**STATED GOAL:** Do any lines in the data below contain "JSON"? If so, copy every one of them.

**PROVIDED DATA:**
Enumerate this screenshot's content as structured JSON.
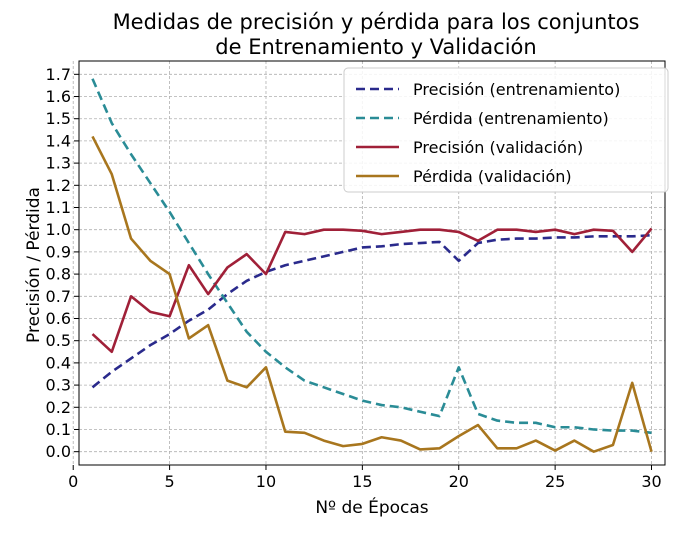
{
  "chart_data": {
    "type": "line",
    "title_lines": [
      "Medidas de precisión y pérdida para los conjuntos",
      "de Entrenamiento y Validación"
    ],
    "xlabel": "Nº de Épocas",
    "ylabel": "Precisión / Pérdida",
    "xlim": [
      0.3,
      30.7
    ],
    "ylim": [
      -0.06,
      1.76
    ],
    "xticks": [
      0,
      5,
      10,
      15,
      20,
      25,
      30
    ],
    "yticks": [
      0.0,
      0.1,
      0.2,
      0.3,
      0.4,
      0.5,
      0.6,
      0.7,
      0.8,
      0.9,
      1.0,
      1.1,
      1.2,
      1.3,
      1.4,
      1.5,
      1.6,
      1.7
    ],
    "grid": true,
    "legend_position": "top-right",
    "x": [
      1,
      2,
      3,
      4,
      5,
      6,
      7,
      8,
      9,
      10,
      11,
      12,
      13,
      14,
      15,
      16,
      17,
      18,
      19,
      20,
      21,
      22,
      23,
      24,
      25,
      26,
      27,
      28,
      29,
      30
    ],
    "series": [
      {
        "name": "Precisión (entrenamiento)",
        "color": "#2a2a8c",
        "style": "dashed",
        "values": [
          0.29,
          0.36,
          0.42,
          0.48,
          0.53,
          0.59,
          0.64,
          0.71,
          0.77,
          0.81,
          0.84,
          0.86,
          0.88,
          0.9,
          0.92,
          0.925,
          0.935,
          0.94,
          0.945,
          0.86,
          0.94,
          0.955,
          0.96,
          0.96,
          0.965,
          0.965,
          0.97,
          0.97,
          0.97,
          0.975
        ]
      },
      {
        "name": "Pérdida (entrenamiento)",
        "color": "#2a8c96",
        "style": "dashed",
        "values": [
          1.68,
          1.48,
          1.34,
          1.21,
          1.08,
          0.94,
          0.8,
          0.67,
          0.54,
          0.45,
          0.38,
          0.32,
          0.29,
          0.26,
          0.23,
          0.21,
          0.2,
          0.18,
          0.16,
          0.38,
          0.17,
          0.14,
          0.13,
          0.13,
          0.11,
          0.11,
          0.1,
          0.095,
          0.095,
          0.085
        ]
      },
      {
        "name": "Precisión (validación)",
        "color": "#a02038",
        "style": "solid",
        "values": [
          0.53,
          0.45,
          0.7,
          0.63,
          0.61,
          0.84,
          0.71,
          0.83,
          0.89,
          0.8,
          0.99,
          0.98,
          1.0,
          1.0,
          0.995,
          0.98,
          0.99,
          1.0,
          1.0,
          0.99,
          0.95,
          1.0,
          1.0,
          0.99,
          1.0,
          0.98,
          1.0,
          0.995,
          0.9,
          1.005
        ]
      },
      {
        "name": "Pérdida (validación)",
        "color": "#a8761e",
        "style": "solid",
        "values": [
          1.42,
          1.25,
          0.96,
          0.86,
          0.8,
          0.51,
          0.57,
          0.32,
          0.29,
          0.38,
          0.09,
          0.085,
          0.05,
          0.025,
          0.035,
          0.065,
          0.05,
          0.01,
          0.015,
          0.07,
          0.12,
          0.015,
          0.015,
          0.05,
          0.005,
          0.05,
          0.0,
          0.03,
          0.31,
          0.0
        ]
      }
    ]
  }
}
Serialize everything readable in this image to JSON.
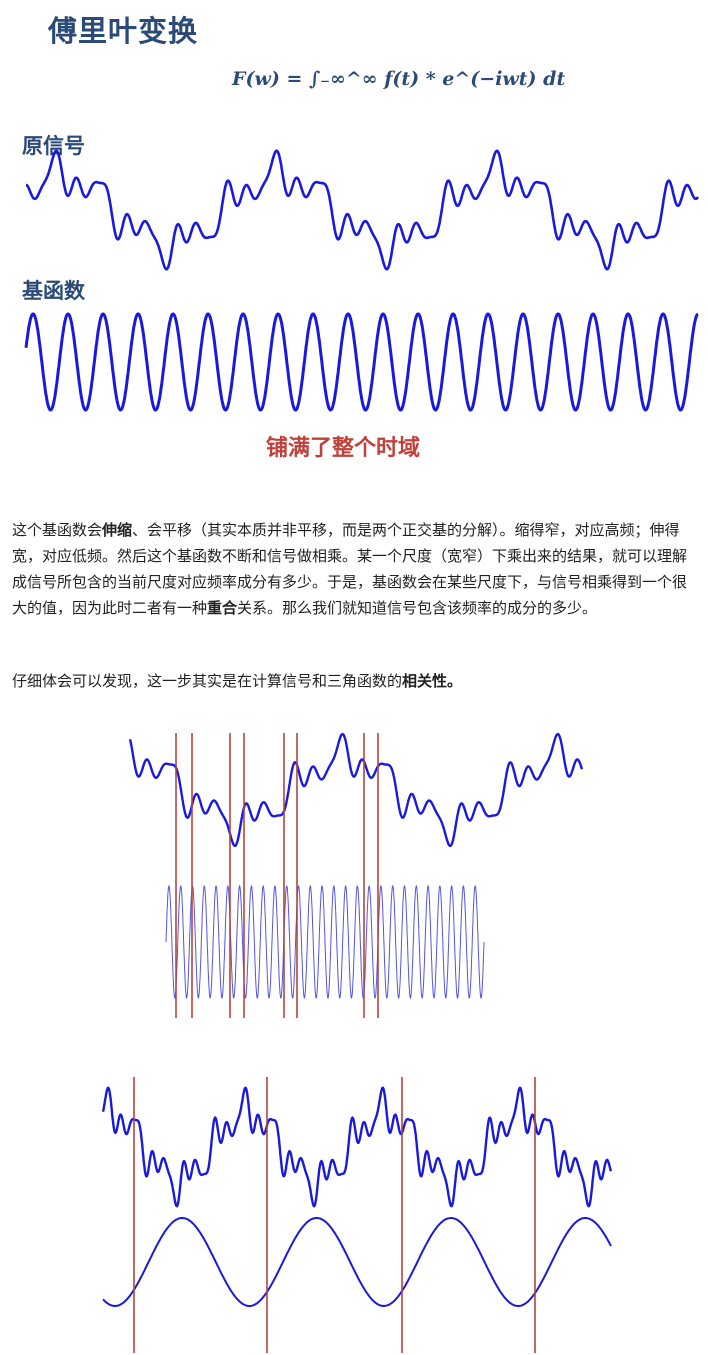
{
  "title": "傅里叶变换",
  "formula": "F(w) = ∫₋∞^∞ f(t) * e^(−iwt) dt",
  "labels": {
    "original_signal": "原信号",
    "basis_function": "基函数",
    "fills_time_domain": "铺满了整个时域"
  },
  "paragraph1": {
    "t1": "这个基函数会",
    "b1": "伸缩",
    "t2": "、会平移（其实本质并非平移，而是两个正交基的分解）。缩得窄，对应高频；伸得宽，对应低频。然后这个基函数不断和信号做相乘。某一个尺度（宽窄）下乘出来的结果，就可以理解成信号所包含的当前尺度对应频率成分有多少。于是，基函数会在某些尺度下，与信号相乘得到一个很大的值，因为此时二者有一种",
    "b2": "重合",
    "t3": "关系。那么我们就知道信号包含该频率的成分的多少。"
  },
  "paragraph2": {
    "t1": "仔细体会可以发现，这一步其实是在计算信号和三角函数的",
    "b1": "相关性。"
  },
  "colors": {
    "title": "#2b4a78",
    "wave": "#1a1adc",
    "marker": "#b5453b",
    "note": "#c0403a"
  }
}
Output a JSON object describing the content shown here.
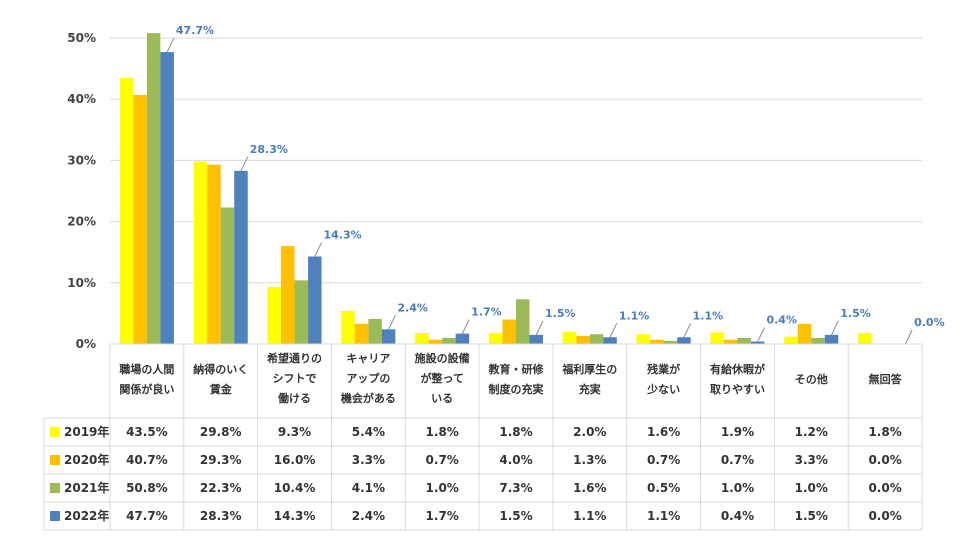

**COMPLETED EXERCISE:**
Enumerate this screenshot's content as structured JSON.
Serialize everything readable in this image to JSON.
Output a JSON object describing the content shown here.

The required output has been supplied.